Your goal - Lines that contain the string "structure" are to be copied; leave out all others.

Supplied material -
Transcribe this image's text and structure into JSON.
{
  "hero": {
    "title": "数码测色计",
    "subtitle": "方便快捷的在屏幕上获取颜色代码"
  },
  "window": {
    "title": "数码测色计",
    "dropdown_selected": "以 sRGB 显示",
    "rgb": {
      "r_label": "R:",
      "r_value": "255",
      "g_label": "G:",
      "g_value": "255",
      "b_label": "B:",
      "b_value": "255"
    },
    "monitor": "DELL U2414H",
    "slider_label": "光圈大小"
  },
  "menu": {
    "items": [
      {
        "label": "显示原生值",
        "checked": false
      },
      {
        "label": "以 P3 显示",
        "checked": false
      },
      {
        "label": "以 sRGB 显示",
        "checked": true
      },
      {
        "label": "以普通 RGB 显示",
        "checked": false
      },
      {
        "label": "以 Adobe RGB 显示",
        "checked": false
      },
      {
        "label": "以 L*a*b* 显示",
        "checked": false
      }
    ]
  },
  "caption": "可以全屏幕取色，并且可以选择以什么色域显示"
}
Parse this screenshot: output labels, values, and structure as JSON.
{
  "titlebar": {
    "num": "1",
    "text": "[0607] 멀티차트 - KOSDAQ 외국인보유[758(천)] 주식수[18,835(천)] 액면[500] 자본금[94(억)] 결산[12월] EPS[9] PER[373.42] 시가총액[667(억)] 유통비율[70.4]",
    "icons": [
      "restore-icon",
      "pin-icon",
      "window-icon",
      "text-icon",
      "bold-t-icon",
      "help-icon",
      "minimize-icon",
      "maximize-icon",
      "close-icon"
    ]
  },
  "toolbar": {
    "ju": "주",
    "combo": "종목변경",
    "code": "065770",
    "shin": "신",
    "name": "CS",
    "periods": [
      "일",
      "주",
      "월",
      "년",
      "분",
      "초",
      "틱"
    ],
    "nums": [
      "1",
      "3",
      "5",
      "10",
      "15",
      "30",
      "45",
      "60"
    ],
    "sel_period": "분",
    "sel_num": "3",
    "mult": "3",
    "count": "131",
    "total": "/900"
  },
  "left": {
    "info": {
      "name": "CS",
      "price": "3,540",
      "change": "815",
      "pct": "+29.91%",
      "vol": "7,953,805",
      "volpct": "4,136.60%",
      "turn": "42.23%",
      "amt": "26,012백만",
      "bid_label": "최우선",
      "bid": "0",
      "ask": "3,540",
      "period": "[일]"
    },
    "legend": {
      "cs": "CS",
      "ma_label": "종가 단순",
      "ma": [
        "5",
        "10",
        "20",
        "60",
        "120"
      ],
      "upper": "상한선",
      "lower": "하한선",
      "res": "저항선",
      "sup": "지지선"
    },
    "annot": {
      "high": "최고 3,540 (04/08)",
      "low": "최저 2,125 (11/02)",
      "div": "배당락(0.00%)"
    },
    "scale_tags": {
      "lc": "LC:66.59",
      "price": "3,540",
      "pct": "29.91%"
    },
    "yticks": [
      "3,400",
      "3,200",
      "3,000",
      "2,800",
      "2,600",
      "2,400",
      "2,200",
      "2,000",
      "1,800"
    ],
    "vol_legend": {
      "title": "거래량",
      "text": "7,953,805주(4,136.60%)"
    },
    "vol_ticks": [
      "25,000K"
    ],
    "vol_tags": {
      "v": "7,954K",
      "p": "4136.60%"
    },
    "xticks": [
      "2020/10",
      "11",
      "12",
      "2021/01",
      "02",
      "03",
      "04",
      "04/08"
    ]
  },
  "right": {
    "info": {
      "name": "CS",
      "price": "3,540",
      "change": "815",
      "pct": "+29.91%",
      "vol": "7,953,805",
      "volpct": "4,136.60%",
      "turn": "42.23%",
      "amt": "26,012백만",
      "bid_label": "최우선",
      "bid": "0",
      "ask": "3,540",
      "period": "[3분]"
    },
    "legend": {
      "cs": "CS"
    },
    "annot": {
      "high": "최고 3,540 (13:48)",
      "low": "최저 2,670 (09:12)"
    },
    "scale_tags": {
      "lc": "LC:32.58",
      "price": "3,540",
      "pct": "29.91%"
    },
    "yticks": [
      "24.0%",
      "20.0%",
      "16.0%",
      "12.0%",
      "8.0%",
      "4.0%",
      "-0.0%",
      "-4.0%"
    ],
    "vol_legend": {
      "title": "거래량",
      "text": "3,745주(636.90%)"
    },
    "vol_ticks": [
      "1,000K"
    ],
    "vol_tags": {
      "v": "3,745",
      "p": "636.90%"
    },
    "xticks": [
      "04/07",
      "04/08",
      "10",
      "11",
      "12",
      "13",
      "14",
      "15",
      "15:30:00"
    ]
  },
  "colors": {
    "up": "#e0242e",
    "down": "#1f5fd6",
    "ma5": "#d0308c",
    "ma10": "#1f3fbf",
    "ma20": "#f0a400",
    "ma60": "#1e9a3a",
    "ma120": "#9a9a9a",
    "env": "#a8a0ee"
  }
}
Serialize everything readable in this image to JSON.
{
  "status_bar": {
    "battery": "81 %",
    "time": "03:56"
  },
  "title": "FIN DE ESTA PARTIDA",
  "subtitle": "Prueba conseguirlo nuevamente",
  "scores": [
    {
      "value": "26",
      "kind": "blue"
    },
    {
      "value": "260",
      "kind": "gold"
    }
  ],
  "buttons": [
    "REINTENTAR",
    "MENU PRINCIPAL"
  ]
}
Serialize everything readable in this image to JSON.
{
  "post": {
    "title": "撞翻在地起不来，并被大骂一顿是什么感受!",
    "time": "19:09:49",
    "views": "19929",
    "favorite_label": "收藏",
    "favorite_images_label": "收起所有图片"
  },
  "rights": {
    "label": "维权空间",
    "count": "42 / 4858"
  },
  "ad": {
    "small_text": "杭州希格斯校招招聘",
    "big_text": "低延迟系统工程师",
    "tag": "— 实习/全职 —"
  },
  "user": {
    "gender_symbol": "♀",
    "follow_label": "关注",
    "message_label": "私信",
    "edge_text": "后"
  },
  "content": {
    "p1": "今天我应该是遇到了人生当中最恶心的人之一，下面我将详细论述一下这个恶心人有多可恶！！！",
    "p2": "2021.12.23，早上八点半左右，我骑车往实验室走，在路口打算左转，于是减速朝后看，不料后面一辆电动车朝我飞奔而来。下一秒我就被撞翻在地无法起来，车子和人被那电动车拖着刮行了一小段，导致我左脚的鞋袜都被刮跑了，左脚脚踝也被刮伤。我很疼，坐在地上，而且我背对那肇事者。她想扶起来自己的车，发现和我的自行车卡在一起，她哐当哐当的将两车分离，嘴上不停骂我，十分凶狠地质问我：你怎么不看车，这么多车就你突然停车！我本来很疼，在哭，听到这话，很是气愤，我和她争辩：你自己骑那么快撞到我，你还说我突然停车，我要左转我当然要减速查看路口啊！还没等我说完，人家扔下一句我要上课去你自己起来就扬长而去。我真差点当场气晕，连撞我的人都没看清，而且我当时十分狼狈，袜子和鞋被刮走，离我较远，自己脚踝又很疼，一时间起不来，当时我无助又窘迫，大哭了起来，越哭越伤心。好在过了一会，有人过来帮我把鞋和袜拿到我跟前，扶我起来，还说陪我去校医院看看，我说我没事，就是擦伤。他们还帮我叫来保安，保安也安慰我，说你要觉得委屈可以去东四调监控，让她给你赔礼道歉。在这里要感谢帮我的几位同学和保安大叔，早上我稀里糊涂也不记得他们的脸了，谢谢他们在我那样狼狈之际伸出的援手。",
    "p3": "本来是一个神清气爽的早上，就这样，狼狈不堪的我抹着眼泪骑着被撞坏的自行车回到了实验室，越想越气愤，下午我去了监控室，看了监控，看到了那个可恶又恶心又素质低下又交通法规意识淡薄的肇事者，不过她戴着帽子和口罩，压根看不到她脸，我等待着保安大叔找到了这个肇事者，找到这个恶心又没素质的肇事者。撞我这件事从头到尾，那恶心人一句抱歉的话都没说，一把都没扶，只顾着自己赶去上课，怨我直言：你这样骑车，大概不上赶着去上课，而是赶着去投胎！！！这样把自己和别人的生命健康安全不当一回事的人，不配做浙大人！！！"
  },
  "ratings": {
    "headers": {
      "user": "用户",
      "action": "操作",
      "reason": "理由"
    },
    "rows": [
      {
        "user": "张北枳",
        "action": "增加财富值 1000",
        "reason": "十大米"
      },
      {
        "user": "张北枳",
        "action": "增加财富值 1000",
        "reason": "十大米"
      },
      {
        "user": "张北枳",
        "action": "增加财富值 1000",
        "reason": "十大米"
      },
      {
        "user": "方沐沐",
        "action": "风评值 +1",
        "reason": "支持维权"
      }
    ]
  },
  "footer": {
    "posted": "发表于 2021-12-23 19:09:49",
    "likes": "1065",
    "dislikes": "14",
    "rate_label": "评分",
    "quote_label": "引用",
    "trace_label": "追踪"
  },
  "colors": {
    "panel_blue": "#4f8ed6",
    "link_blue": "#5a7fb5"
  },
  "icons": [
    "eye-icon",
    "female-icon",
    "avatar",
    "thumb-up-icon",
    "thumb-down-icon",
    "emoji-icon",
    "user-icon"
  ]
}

Answer in full -
Transcribe this image's text and structure into JSON.
Parse this screenshot: output labels, values, and structure as JSON.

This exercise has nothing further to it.